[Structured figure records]
-------

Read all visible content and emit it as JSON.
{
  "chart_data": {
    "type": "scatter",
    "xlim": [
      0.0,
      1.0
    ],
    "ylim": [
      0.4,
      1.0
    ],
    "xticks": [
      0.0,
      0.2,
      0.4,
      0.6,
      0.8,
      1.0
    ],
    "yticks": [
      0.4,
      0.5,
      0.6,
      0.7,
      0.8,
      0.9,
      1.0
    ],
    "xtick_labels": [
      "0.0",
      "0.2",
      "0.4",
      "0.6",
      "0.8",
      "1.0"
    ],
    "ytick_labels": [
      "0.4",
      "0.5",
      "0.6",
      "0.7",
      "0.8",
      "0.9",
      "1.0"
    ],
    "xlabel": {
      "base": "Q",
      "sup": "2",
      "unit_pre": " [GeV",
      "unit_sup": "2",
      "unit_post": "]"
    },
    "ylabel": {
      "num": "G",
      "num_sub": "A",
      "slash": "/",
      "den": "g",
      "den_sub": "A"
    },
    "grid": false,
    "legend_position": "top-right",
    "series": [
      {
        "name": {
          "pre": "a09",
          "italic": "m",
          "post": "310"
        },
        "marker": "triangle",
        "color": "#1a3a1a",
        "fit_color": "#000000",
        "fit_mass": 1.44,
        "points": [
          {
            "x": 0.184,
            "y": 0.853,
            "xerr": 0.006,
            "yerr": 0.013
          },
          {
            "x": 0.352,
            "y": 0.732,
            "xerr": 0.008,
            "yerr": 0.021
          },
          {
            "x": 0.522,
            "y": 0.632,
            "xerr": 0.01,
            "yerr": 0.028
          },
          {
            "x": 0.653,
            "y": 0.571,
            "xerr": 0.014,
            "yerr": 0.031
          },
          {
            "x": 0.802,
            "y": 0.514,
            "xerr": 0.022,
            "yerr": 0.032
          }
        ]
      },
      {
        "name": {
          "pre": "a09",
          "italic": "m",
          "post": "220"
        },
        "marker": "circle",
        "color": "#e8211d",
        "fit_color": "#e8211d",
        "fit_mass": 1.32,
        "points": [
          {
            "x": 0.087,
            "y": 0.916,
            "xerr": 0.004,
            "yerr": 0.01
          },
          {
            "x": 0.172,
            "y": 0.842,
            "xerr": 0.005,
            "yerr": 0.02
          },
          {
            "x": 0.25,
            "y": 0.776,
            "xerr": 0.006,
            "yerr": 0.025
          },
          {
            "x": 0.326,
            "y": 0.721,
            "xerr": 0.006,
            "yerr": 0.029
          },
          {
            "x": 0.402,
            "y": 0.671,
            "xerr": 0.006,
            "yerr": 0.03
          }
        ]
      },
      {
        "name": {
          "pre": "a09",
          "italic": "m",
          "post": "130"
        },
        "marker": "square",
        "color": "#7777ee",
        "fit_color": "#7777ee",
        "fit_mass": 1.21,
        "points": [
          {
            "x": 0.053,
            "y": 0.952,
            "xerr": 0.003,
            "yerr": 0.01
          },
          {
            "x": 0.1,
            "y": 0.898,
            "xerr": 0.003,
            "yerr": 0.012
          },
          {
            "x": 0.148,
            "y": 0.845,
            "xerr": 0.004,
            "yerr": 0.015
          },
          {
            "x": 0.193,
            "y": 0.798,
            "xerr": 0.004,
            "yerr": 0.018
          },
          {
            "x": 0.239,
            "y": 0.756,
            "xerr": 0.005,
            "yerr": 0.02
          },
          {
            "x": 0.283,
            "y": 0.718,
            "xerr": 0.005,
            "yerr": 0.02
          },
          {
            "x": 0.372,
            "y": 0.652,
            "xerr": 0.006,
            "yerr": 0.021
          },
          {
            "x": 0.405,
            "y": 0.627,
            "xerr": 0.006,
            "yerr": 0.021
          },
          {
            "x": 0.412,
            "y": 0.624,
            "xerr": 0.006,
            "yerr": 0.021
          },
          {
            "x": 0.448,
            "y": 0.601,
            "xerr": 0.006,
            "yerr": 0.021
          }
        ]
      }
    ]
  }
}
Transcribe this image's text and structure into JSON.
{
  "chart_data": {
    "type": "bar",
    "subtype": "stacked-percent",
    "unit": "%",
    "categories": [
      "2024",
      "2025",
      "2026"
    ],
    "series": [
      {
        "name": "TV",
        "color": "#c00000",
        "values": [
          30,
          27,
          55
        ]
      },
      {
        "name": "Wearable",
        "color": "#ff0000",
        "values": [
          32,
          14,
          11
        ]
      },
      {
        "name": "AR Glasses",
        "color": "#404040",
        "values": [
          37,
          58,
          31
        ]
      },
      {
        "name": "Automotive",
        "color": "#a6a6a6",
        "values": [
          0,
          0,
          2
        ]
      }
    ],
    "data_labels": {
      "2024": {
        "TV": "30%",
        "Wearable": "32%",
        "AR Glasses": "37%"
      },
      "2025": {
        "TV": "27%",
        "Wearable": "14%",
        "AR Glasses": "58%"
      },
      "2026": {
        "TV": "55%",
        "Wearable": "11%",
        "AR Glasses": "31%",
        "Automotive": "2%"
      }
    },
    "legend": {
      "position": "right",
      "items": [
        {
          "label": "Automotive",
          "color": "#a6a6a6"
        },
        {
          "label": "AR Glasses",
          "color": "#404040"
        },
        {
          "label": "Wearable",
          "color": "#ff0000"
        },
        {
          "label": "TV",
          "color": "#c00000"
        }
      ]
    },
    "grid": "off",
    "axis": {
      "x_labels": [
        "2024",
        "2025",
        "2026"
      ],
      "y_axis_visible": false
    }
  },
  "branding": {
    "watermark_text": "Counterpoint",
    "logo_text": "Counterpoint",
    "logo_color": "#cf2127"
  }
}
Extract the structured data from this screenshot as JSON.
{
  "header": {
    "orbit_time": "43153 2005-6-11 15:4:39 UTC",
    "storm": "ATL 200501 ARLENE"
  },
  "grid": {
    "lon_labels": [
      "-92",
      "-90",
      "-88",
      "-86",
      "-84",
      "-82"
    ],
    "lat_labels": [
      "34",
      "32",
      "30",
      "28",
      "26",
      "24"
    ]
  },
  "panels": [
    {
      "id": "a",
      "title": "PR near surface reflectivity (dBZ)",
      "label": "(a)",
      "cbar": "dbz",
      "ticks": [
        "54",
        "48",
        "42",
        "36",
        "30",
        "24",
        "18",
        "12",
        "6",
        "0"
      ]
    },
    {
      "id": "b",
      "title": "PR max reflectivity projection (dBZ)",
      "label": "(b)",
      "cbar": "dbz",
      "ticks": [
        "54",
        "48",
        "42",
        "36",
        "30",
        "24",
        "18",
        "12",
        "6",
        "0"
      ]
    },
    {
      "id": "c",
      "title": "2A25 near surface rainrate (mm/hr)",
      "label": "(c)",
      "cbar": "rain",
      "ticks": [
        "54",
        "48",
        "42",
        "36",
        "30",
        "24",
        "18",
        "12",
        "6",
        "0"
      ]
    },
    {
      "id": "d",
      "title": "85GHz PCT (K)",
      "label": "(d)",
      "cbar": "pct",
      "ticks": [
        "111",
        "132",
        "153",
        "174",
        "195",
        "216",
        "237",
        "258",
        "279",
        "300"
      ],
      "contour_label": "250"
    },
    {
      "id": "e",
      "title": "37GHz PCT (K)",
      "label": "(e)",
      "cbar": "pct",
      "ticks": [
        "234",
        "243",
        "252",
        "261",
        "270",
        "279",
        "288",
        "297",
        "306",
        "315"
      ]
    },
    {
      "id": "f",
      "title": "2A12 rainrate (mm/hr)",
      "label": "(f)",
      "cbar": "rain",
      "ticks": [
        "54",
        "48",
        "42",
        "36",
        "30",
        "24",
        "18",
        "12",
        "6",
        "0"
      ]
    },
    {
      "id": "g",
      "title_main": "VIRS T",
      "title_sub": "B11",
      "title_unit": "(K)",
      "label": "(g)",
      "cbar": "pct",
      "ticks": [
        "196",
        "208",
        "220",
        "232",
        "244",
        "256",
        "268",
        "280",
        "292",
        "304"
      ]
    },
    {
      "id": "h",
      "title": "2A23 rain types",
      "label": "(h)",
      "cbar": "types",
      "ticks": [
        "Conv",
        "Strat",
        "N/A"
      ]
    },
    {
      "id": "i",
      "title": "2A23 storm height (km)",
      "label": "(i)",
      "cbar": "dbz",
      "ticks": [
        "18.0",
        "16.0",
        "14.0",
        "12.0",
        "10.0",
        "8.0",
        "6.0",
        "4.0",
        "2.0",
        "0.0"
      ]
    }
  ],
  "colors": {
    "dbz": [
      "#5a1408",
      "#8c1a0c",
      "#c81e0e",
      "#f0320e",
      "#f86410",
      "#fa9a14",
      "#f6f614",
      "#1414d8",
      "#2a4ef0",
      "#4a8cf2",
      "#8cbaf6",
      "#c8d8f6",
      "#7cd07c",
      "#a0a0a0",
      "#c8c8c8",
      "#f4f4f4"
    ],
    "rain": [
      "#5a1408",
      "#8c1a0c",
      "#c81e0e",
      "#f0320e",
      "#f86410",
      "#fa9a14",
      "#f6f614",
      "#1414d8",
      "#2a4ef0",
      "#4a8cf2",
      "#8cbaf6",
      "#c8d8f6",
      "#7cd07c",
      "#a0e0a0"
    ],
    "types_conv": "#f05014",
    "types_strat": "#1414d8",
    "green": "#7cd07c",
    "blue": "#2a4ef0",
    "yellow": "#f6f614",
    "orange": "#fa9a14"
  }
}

-------

• [Exercise details]
What number of lines in the records contain the word "near"? Answer with that number alone.

• [Result]
2